Danish Aziz (born 20 November 1995) is a Pakistani cricketer. He made his international debut for the Pakistan cricket team in April 2021.

Early life
Born in Karachi into a Memon family, his father and siblings supported his interest in cricket, where his main inspiration is the former Indian international player Yuvraj Singh, his older brother Maroof Aziz having played some first-class cricket as well, and he pursued a Masters of Health and Physical Education program at Karachi University.

Career
He made his Pakistan Super League debut for Karachi Kings on 21 March 2018. He made his first-class debut on 12 December 2014 for Karachi Dolphins. He made his List A debut on 8 January 2017 for Karachi Whites in the 2016–17 Regional One Day Cup. He has also represented the Pakistan national under-19 cricket team. He made his international debut for Pakistan against South Africa in April 2021.

In 2018, he scored an unbeaten knock of 86, in a massive partnership of 192 runs with Fawad Alam, to help Karachi Whites win the final against Islamabad and clinch the National One-day Regional Cup. In April 2018, he was named in Sindh's squad for the 2018 Pakistan Cup.

■ To-do list ■
1. Repeat the passage of the Danish Aziz biography between "Danish Aziz (born" and "Africa in April 2021.", inclusive.
2. Resume the Danish Aziz biography immediately after its final sentence and continue writing it.

■ Dataset entries ■

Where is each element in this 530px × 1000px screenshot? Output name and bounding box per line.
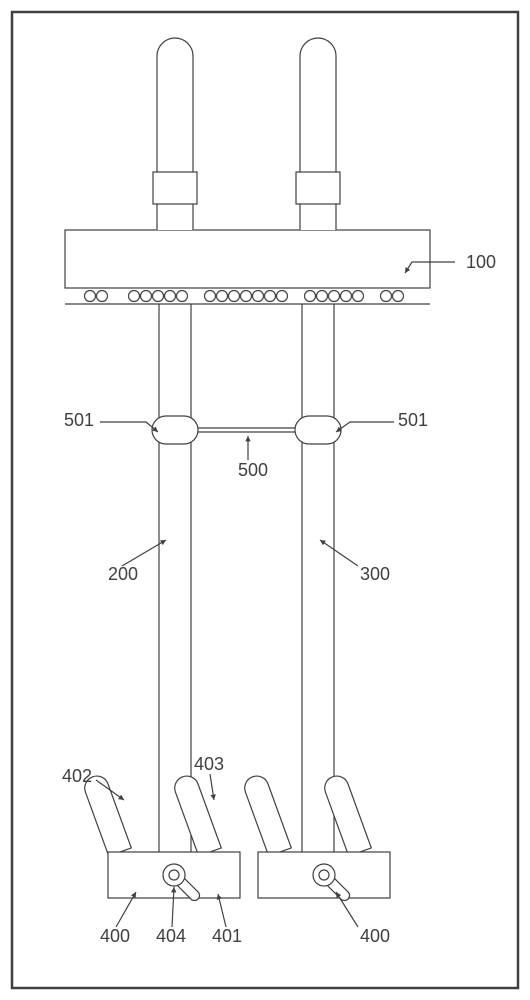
link-cap-501 [295,416,341,444]
ref-label-300: 300 [360,564,390,584]
patent-figure: 100 501 501 500 200 300 402 403 400 404 401 400 [0,0,530,1000]
ref-label-501: 501 [398,410,428,430]
ref-label-400: 400 [360,926,390,946]
ref-label-401: 401 [212,926,242,946]
ref-label-403: 403 [194,754,224,774]
top-box-100 [65,230,430,288]
ref-label-404: 404 [156,926,186,946]
ref-label-500: 500 [238,460,268,480]
link-cap-501 [152,416,198,444]
ref-label-400: 400 [100,926,130,946]
ref-label-402: 402 [62,766,92,786]
ref-label-200: 200 [108,564,138,584]
ref-label-100: 100 [466,252,496,272]
ref-label-501: 501 [64,410,94,430]
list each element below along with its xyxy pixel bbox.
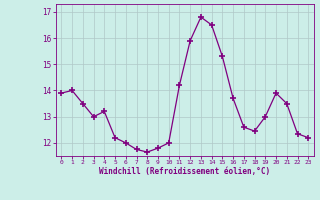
- X-axis label: Windchill (Refroidissement éolien,°C): Windchill (Refroidissement éolien,°C): [99, 167, 270, 176]
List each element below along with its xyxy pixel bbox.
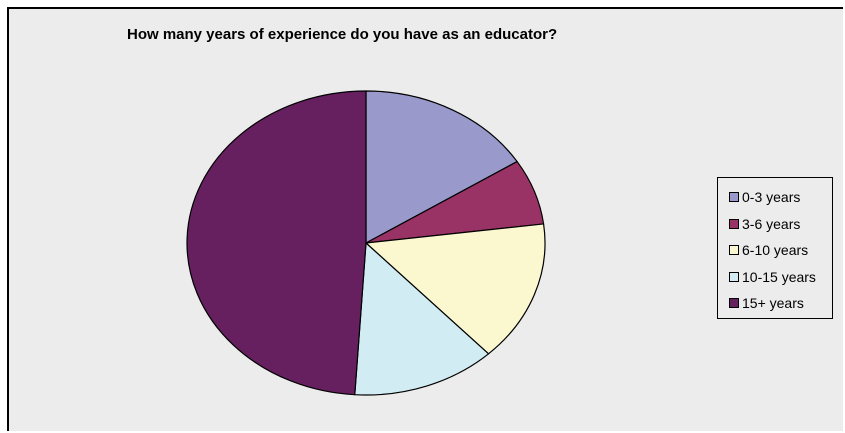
- legend-label: 15+ years: [742, 295, 804, 312]
- legend-swatch: [729, 245, 739, 256]
- pie-slice-0-3-years: [365, 90, 518, 244]
- legend-swatch: [729, 298, 739, 309]
- chart-area: How many years of experience do you have…: [7, 7, 843, 431]
- legend-item: 6-10 years: [729, 237, 832, 264]
- legend-label: 10-15 years: [742, 268, 816, 285]
- legend-label: 3-6 years: [742, 215, 801, 232]
- pie-slice-6-10-years: [365, 223, 546, 355]
- legend-item: 10-15 years: [729, 264, 832, 291]
- legend-swatch: [729, 218, 739, 229]
- pie-slice-15-years: [186, 90, 367, 396]
- pie-slice-10-15-years: [354, 242, 490, 396]
- legend-item: 0-3 years: [729, 184, 832, 211]
- legend-label: 6-10 years: [742, 242, 809, 259]
- legend-swatch: [729, 192, 739, 203]
- legend-item: 15+ years: [729, 290, 832, 317]
- legend-item: 3-6 years: [729, 211, 832, 238]
- chart-title: How many years of experience do you have…: [127, 26, 558, 43]
- legend-swatch: [729, 271, 739, 282]
- pie-chart: [186, 90, 546, 396]
- legend-label: 0-3 years: [742, 189, 801, 206]
- chart-legend: 0-3 years 3-6 years 6-10 years 10-15 years 1…: [717, 177, 833, 319]
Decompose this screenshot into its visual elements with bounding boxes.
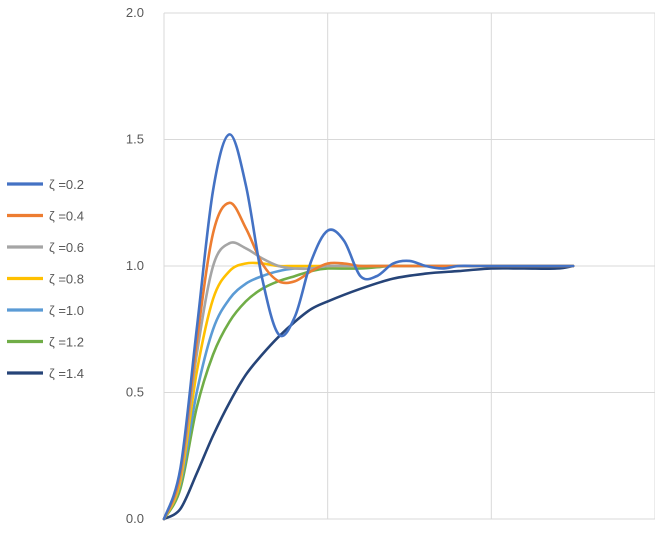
y-tick-label: 1.0 bbox=[126, 258, 144, 273]
legend-label: ζ =0.8 bbox=[49, 272, 84, 287]
series-line-1 bbox=[162, 133, 575, 521]
series-lines bbox=[162, 133, 575, 521]
legend-label: ζ =1.4 bbox=[49, 366, 84, 381]
legend-item: ζ =0.2 bbox=[7, 177, 84, 192]
y-tick-labels: 0.0 0.5 1.0 1.5 2.0 bbox=[126, 5, 144, 526]
series-line-2 bbox=[162, 201, 575, 521]
y-tick-label: 1.5 bbox=[126, 132, 144, 147]
legend-label: ζ =0.6 bbox=[49, 240, 84, 255]
legend-item: ζ =0.4 bbox=[7, 209, 84, 224]
legend: ζ =0.2 ζ =0.4 ζ =0.6 ζ =0.8 ζ =1.0 ζ =1.2 ζ =1… bbox=[7, 177, 84, 381]
legend-item: ζ =0.8 bbox=[7, 272, 84, 287]
legend-label: ζ =1.2 bbox=[49, 335, 84, 350]
legend-label: ζ =1.0 bbox=[49, 303, 84, 318]
legend-item: ζ =0.6 bbox=[7, 240, 84, 255]
legend-item: ζ =1.2 bbox=[7, 335, 84, 350]
y-tick-label: 2.0 bbox=[126, 5, 144, 20]
y-tick-label: 0.0 bbox=[126, 511, 144, 526]
series-line-7 bbox=[162, 264, 575, 521]
legend-label: ζ =0.2 bbox=[49, 177, 84, 192]
legend-label: ζ =0.4 bbox=[49, 209, 84, 224]
legend-item: ζ =1.0 bbox=[7, 303, 84, 318]
series-line-4 bbox=[162, 261, 575, 521]
series-line-3 bbox=[162, 241, 575, 521]
legend-item: ζ =1.4 bbox=[7, 366, 84, 381]
y-tick-label: 0.5 bbox=[126, 385, 144, 400]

■ Responses per task ■
1.
Danish Aziz (born 20 November 1995) is a Pakistani cricketer. He made his international debut for the Pakistan cricket team in April 2021.

Early life
Born in Karachi into a Memon family, his father and siblings supported his interest in cricket, where his main inspiration is the former Indian international player Yuvraj Singh, his older brother Maroof Aziz having played some first-class cricket as well, and he pursued a Masters of Health and Physical Education program at Karachi University.

Career
He made his Pakistan Super League debut for Karachi Kings on 21 March 2018. He made his first-class debut on 12 December 2014 for Karachi Dolphins. He made his List A debut on 8 January 2017 for Karachi Whites in the 2016–17 Regional One Day Cup. He has also represented the Pakistan national under-19 cricket team. He made his international debut for Pakistan against South Africa in April 2021.

2.
In November 2020, he was named in Pakistan's 35-man squad for their tour to New Zealand. In January 2021, he was named in Pakistan's Twenty20 International (T20I) squad for their series against South Africa. In March 2021, he was named in Pakistan's limited overs squads for their tours to South Africa and Zimbabwe. He made his One Day International (ODI) debut for Pakistan, against South Africa, on 2 April 2021. He made his T20I debut on 21 April 2021, for Pakistan against Zimbabwe.

In December 2021, he was signed by Islamabad United following the players' draft for the 2022 Pakistan Super League.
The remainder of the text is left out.